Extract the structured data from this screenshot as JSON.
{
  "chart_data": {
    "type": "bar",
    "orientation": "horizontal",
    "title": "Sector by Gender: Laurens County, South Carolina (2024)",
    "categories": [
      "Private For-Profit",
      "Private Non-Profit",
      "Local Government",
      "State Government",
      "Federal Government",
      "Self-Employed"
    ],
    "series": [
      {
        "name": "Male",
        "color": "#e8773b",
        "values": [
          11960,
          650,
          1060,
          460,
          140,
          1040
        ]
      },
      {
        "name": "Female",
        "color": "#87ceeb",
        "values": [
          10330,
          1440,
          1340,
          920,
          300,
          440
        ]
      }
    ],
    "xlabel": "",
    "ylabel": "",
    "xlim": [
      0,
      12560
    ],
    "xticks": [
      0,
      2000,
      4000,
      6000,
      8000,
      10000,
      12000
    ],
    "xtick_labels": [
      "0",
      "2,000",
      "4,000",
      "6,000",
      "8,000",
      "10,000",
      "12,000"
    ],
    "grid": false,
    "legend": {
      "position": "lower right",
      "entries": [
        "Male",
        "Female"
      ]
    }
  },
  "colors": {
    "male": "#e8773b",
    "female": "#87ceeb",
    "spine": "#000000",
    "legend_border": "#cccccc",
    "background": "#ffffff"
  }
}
---
All entries shown above should be printed again exactly.

Extract the structured data from this screenshot as JSON.
{
  "chart_data": {
    "type": "bar",
    "orientation": "horizontal",
    "title": "Sector by Gender: Laurens County, South Carolina (2024)",
    "categories": [
      "Private For-Profit",
      "Private Non-Profit",
      "Local Government",
      "State Government",
      "Federal Government",
      "Self-Employed"
    ],
    "series": [
      {
        "name": "Male",
        "color": "#e8773b",
        "values": [
          11960,
          650,
          1060,
          460,
          140,
          1040
        ]
      },
      {
        "name": "Female",
        "color": "#87ceeb",
        "values": [
          10330,
          1440,
          1340,
          920,
          300,
          440
        ]
      }
    ],
    "xlabel": "",
    "ylabel": "",
    "xlim": [
      0,
      12560
    ],
    "xticks": [
      0,
      2000,
      4000,
      6000,
      8000,
      10000,
      12000
    ],
    "xtick_labels": [
      "0",
      "2,000",
      "4,000",
      "6,000",
      "8,000",
      "10,000",
      "12,000"
    ],
    "grid": false,
    "legend": {
      "position": "lower right",
      "entries": [
        "Male",
        "Female"
      ]
    }
  },
  "colors": {
    "male": "#e8773b",
    "female": "#87ceeb",
    "spine": "#000000",
    "legend_border": "#cccccc",
    "background": "#ffffff"
  }
}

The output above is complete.